+++ DATA FOR THIS EXERCISE +++

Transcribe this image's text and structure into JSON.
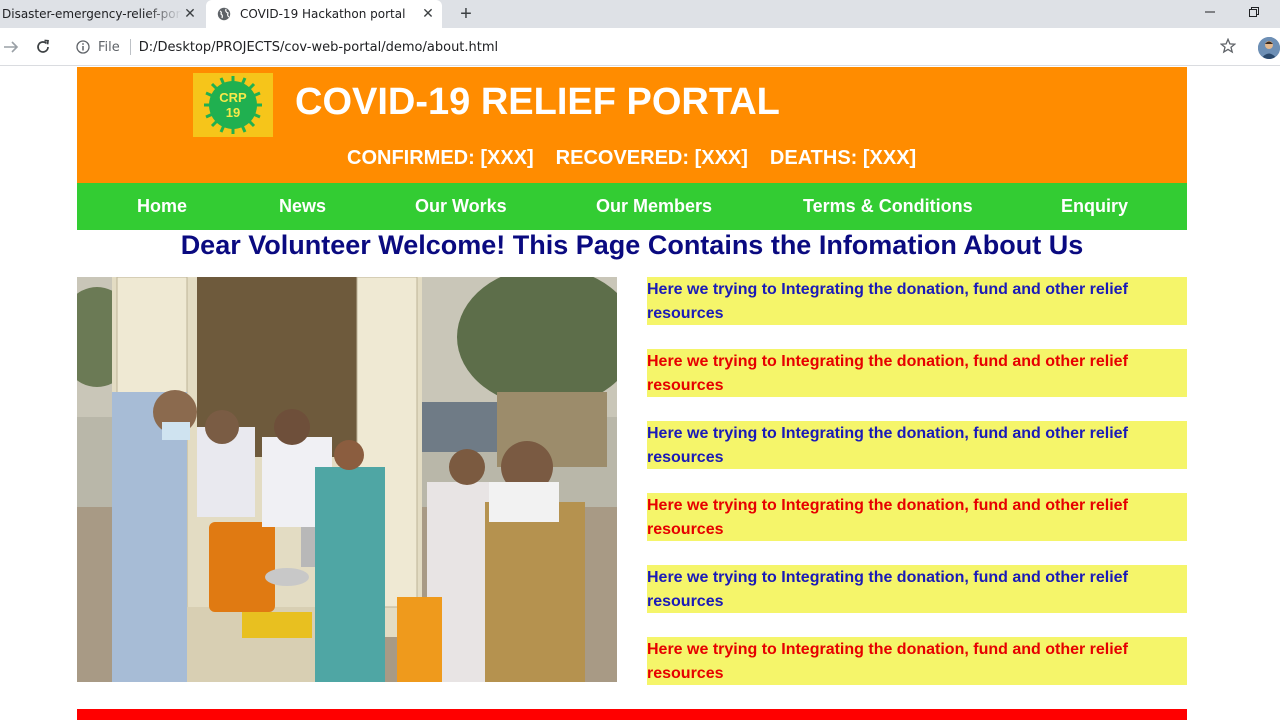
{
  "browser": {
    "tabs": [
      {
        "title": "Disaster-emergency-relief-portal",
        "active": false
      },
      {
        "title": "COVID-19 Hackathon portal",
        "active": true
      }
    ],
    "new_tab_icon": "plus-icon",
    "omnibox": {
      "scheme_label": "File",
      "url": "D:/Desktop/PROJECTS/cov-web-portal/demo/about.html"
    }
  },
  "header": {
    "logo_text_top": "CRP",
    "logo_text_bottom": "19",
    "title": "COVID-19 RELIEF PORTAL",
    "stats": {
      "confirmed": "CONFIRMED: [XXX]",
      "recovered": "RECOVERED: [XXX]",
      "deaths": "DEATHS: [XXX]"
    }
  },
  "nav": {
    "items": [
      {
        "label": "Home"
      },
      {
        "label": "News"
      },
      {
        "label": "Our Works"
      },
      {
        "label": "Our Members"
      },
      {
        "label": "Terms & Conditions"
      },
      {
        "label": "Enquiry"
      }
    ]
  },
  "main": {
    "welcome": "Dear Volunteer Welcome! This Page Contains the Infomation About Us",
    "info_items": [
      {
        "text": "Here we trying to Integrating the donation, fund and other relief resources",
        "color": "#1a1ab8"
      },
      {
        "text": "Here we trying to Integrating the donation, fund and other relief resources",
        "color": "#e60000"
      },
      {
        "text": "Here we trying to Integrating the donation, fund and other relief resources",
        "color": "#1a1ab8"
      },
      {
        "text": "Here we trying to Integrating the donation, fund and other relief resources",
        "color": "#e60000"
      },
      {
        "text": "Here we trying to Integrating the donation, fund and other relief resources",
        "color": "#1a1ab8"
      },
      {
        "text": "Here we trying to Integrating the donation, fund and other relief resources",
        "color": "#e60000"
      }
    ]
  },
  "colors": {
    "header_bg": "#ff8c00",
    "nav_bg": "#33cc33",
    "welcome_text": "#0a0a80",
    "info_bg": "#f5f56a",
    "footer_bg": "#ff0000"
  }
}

+++

_EXERCISE DETAILS_
Transcribe the listing in full. Omit the pictures and keep every line exact.

_RESULT OF THE EXERCISE_
Transcribe this image's text and structure into JSON.
{
  "browser": {
    "tabs": [
      {
        "title": "Disaster-emergency-relief-portal",
        "active": false
      },
      {
        "title": "COVID-19 Hackathon portal",
        "active": true
      }
    ],
    "new_tab_icon": "plus-icon",
    "omnibox": {
      "scheme_label": "File",
      "url": "D:/Desktop/PROJECTS/cov-web-portal/demo/about.html"
    }
  },
  "header": {
    "logo_text_top": "CRP",
    "logo_text_bottom": "19",
    "title": "COVID-19 RELIEF PORTAL",
    "stats": {
      "confirmed": "CONFIRMED: [XXX]",
      "recovered": "RECOVERED: [XXX]",
      "deaths": "DEATHS: [XXX]"
    }
  },
  "nav": {
    "items": [
      {
        "label": "Home"
      },
      {
        "label": "News"
      },
      {
        "label": "Our Works"
      },
      {
        "label": "Our Members"
      },
      {
        "label": "Terms & Conditions"
      },
      {
        "label": "Enquiry"
      }
    ]
  },
  "main": {
    "welcome": "Dear Volunteer Welcome! This Page Contains the Infomation About Us",
    "info_items": [
      {
        "text": "Here we trying to Integrating the donation, fund and other relief resources",
        "color": "#1a1ab8"
      },
      {
        "text": "Here we trying to Integrating the donation, fund and other relief resources",
        "color": "#e60000"
      },
      {
        "text": "Here we trying to Integrating the donation, fund and other relief resources",
        "color": "#1a1ab8"
      },
      {
        "text": "Here we trying to Integrating the donation, fund and other relief resources",
        "color": "#e60000"
      },
      {
        "text": "Here we trying to Integrating the donation, fund and other relief resources",
        "color": "#1a1ab8"
      },
      {
        "text": "Here we trying to Integrating the donation, fund and other relief resources",
        "color": "#e60000"
      }
    ]
  },
  "colors": {
    "header_bg": "#ff8c00",
    "nav_bg": "#33cc33",
    "welcome_text": "#0a0a80",
    "info_bg": "#f5f56a",
    "footer_bg": "#ff0000"
  }
}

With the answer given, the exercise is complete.